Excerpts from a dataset
────

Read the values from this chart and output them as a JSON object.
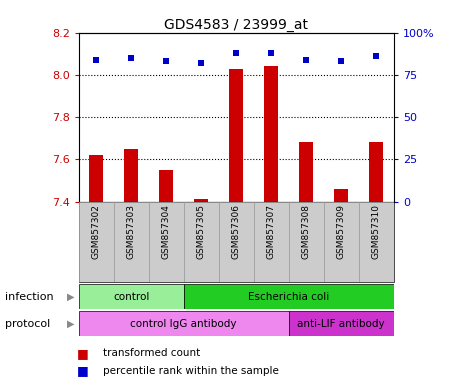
{
  "title": "GDS4583 / 23999_at",
  "samples": [
    "GSM857302",
    "GSM857303",
    "GSM857304",
    "GSM857305",
    "GSM857306",
    "GSM857307",
    "GSM857308",
    "GSM857309",
    "GSM857310"
  ],
  "transformed_counts": [
    7.62,
    7.65,
    7.55,
    7.41,
    8.03,
    8.04,
    7.68,
    7.46,
    7.68
  ],
  "percentile_ranks": [
    84,
    85,
    83,
    82,
    88,
    88,
    84,
    83,
    86
  ],
  "ylim_left": [
    7.4,
    8.2
  ],
  "ylim_right": [
    0,
    100
  ],
  "yticks_left": [
    7.4,
    7.6,
    7.8,
    8.0,
    8.2
  ],
  "yticks_right": [
    0,
    25,
    50,
    75,
    100
  ],
  "ytick_labels_right": [
    "0",
    "25",
    "50",
    "75",
    "100%"
  ],
  "bar_color": "#cc0000",
  "dot_color": "#0000cc",
  "dotted_lines": [
    7.6,
    7.8,
    8.0
  ],
  "infection_groups": [
    {
      "label": "control",
      "start": 0,
      "end": 3,
      "color": "#99ee99"
    },
    {
      "label": "Escherichia coli",
      "start": 3,
      "end": 9,
      "color": "#22cc22"
    }
  ],
  "protocol_groups": [
    {
      "label": "control IgG antibody",
      "start": 0,
      "end": 6,
      "color": "#ee88ee"
    },
    {
      "label": "anti-LIF antibody",
      "start": 6,
      "end": 9,
      "color": "#cc33cc"
    }
  ],
  "infection_label": "infection",
  "protocol_label": "protocol",
  "legend_red_label": "transformed count",
  "legend_blue_label": "percentile rank within the sample",
  "sample_bg_color": "#cccccc",
  "sample_border_color": "#999999"
}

────

[AIM OF THE TASK]: From top to bottom, restate the records above exactly and omit every picture.

[RESPONSE TO THE EXERCISE]:
Read the values from this chart and output them as a JSON object.
{
  "title": "GDS4583 / 23999_at",
  "samples": [
    "GSM857302",
    "GSM857303",
    "GSM857304",
    "GSM857305",
    "GSM857306",
    "GSM857307",
    "GSM857308",
    "GSM857309",
    "GSM857310"
  ],
  "transformed_counts": [
    7.62,
    7.65,
    7.55,
    7.41,
    8.03,
    8.04,
    7.68,
    7.46,
    7.68
  ],
  "percentile_ranks": [
    84,
    85,
    83,
    82,
    88,
    88,
    84,
    83,
    86
  ],
  "ylim_left": [
    7.4,
    8.2
  ],
  "ylim_right": [
    0,
    100
  ],
  "yticks_left": [
    7.4,
    7.6,
    7.8,
    8.0,
    8.2
  ],
  "yticks_right": [
    0,
    25,
    50,
    75,
    100
  ],
  "ytick_labels_right": [
    "0",
    "25",
    "50",
    "75",
    "100%"
  ],
  "bar_color": "#cc0000",
  "dot_color": "#0000cc",
  "dotted_lines": [
    7.6,
    7.8,
    8.0
  ],
  "infection_groups": [
    {
      "label": "control",
      "start": 0,
      "end": 3,
      "color": "#99ee99"
    },
    {
      "label": "Escherichia coli",
      "start": 3,
      "end": 9,
      "color": "#22cc22"
    }
  ],
  "protocol_groups": [
    {
      "label": "control IgG antibody",
      "start": 0,
      "end": 6,
      "color": "#ee88ee"
    },
    {
      "label": "anti-LIF antibody",
      "start": 6,
      "end": 9,
      "color": "#cc33cc"
    }
  ],
  "infection_label": "infection",
  "protocol_label": "protocol",
  "legend_red_label": "transformed count",
  "legend_blue_label": "percentile rank within the sample",
  "sample_bg_color": "#cccccc",
  "sample_border_color": "#999999"
}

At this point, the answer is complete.